* **What to work on**:
Pick out each line with the word "sales" from the material that follows.

* **Input for this task**:
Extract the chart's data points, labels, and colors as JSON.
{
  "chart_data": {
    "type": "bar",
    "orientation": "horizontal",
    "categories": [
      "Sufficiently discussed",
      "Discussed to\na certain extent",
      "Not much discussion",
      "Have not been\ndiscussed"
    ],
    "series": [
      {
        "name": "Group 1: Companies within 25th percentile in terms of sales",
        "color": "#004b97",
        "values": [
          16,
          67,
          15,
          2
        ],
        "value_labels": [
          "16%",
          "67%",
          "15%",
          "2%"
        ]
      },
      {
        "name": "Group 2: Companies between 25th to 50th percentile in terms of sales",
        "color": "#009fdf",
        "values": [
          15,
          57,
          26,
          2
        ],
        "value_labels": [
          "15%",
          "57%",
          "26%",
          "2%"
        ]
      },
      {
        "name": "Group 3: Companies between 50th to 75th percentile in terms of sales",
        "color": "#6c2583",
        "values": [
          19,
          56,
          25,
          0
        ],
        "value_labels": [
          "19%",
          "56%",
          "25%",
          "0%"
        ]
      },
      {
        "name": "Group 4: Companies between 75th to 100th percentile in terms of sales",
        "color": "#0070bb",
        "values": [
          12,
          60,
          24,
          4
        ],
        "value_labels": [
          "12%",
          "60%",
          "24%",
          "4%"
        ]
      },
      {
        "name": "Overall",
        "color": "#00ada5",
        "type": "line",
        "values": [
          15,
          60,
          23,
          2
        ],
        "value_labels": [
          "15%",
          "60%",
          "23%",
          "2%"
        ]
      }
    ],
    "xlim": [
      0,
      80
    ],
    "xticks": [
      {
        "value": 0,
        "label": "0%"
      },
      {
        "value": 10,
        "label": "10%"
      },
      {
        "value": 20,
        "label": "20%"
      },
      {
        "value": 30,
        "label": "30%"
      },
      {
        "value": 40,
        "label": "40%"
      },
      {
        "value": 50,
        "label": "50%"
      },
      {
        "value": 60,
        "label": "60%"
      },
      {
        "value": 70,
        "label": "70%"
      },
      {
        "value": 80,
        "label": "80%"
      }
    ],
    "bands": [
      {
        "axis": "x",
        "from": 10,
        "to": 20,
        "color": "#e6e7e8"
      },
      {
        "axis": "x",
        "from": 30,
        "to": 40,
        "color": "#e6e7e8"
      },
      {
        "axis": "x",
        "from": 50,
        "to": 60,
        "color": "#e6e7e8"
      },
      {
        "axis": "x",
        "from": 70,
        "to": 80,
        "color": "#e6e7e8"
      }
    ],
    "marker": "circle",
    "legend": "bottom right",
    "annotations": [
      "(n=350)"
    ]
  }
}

* **Exercise response**:
        "name": "Group 1: Companies within 25th percentile in terms of sales",
        "name": "Group 2: Companies between 25th to 50th percentile in terms of sales",
        "name": "Group 3: Companies between 50th to 75th percentile in terms of sales",
        "name": "Group 4: Companies between 75th to 100th percentile in terms of sales",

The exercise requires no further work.